= Prompt =
Identify every line in the records below that contains the word "many", and reproduce each one.

= Records to use =
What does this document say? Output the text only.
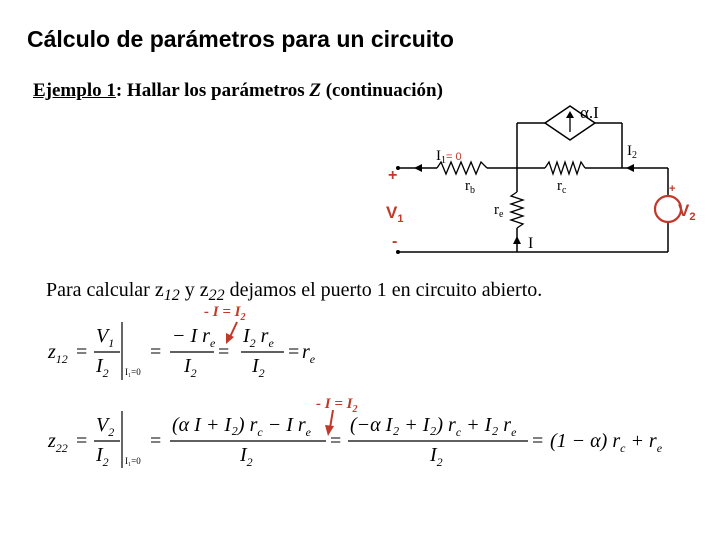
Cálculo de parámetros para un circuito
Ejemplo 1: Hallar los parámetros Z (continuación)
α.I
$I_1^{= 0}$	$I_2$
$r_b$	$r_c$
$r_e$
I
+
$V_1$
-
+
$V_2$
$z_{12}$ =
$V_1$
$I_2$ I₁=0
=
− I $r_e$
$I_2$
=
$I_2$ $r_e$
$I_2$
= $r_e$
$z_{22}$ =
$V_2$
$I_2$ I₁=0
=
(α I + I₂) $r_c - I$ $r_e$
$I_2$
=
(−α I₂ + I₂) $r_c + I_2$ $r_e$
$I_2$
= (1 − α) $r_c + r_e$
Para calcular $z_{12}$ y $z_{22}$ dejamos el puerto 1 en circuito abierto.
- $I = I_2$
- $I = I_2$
* * *
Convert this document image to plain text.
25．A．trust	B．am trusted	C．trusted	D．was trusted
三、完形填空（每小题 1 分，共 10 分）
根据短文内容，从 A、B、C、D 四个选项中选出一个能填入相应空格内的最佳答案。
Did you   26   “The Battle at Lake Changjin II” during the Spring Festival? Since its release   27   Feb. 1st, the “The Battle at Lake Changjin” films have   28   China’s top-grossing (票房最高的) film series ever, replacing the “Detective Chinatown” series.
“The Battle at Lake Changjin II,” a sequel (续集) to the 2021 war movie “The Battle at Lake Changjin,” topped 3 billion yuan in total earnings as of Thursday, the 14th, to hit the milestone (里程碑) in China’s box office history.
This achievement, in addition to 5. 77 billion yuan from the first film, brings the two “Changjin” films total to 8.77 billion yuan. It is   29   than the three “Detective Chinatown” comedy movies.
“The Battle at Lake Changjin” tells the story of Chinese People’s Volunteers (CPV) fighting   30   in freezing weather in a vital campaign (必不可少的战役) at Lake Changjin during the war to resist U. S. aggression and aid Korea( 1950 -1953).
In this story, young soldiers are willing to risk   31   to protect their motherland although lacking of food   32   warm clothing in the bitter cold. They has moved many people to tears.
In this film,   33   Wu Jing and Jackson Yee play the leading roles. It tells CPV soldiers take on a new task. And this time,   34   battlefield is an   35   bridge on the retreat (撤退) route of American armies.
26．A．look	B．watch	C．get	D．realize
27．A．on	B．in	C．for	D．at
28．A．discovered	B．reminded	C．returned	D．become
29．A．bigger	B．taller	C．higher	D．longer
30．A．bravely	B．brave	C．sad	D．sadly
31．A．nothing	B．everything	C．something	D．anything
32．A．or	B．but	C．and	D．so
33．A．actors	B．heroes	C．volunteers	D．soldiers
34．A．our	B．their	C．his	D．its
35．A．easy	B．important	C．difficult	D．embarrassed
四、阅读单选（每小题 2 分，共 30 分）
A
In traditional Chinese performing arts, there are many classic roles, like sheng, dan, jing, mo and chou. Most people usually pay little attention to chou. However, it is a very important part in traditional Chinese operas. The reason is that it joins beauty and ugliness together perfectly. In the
* * *
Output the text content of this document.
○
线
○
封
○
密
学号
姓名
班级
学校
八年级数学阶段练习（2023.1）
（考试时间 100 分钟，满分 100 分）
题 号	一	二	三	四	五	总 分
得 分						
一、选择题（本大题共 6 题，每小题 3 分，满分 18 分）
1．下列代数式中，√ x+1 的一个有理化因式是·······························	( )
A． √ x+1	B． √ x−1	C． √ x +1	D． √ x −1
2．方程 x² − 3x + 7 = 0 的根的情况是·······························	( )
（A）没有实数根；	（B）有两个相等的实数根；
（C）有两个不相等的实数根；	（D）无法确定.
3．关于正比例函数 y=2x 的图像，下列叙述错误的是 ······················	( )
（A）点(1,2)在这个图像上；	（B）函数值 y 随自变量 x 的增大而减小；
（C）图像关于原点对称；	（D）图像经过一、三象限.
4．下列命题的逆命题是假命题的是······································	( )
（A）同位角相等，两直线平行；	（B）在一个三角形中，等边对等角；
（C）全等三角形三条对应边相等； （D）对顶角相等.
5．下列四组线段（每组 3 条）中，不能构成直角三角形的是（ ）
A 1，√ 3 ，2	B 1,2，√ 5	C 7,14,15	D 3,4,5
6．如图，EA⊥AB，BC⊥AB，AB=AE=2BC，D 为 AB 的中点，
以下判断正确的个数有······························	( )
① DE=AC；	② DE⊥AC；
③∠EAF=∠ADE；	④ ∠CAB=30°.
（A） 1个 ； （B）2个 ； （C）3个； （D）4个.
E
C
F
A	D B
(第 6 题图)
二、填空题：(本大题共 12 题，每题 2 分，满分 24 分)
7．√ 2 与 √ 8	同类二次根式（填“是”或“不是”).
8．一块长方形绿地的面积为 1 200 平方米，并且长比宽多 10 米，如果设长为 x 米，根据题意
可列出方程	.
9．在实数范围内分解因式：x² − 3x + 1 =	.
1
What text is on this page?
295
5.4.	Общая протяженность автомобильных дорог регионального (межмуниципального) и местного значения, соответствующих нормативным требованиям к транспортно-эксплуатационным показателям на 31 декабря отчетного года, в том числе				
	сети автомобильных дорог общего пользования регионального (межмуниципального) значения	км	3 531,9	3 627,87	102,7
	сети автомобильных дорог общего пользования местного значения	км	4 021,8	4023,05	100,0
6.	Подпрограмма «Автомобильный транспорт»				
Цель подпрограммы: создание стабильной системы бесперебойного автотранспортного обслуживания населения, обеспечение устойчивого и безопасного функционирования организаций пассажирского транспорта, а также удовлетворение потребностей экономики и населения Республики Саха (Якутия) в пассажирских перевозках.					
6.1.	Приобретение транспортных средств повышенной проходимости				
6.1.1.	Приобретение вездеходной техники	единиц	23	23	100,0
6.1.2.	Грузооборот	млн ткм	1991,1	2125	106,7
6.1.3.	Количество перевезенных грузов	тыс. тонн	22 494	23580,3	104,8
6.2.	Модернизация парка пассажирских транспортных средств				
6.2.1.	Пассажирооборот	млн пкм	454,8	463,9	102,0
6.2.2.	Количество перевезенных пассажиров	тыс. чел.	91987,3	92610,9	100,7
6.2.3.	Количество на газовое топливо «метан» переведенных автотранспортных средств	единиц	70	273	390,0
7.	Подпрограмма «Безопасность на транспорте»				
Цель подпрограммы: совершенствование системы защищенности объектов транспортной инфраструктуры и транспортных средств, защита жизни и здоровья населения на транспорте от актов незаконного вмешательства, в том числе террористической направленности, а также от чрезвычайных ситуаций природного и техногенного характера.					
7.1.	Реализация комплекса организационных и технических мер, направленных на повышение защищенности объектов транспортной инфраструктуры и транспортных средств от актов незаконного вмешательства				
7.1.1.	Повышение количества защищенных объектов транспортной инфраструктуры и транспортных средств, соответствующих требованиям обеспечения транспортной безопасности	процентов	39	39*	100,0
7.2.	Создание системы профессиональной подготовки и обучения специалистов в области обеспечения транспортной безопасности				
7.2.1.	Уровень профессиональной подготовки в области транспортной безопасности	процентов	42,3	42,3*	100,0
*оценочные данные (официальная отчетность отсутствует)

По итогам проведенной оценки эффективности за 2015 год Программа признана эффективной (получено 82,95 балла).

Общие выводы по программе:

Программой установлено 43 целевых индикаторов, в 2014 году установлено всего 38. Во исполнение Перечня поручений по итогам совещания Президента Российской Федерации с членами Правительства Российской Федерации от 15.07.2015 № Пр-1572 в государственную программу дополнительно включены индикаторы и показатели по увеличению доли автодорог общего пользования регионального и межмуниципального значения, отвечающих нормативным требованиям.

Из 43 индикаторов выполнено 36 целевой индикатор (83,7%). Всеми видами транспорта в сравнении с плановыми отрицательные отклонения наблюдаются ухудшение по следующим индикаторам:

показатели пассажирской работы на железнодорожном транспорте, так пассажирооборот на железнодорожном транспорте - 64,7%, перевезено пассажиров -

= Task result =
In this story, young soldiers are willing to risk   31   to protect their motherland although lacking of food   32   warm clothing in the bitter cold. They has moved many people to tears.
In traditional Chinese performing arts, there are many classic roles, like sheng, dan, jing, mo and chou. Most people usually pay little attention to chou. However, it is a very important part in traditional Chinese operas. The reason is that it joins beauty and ugliness together perfectly. In the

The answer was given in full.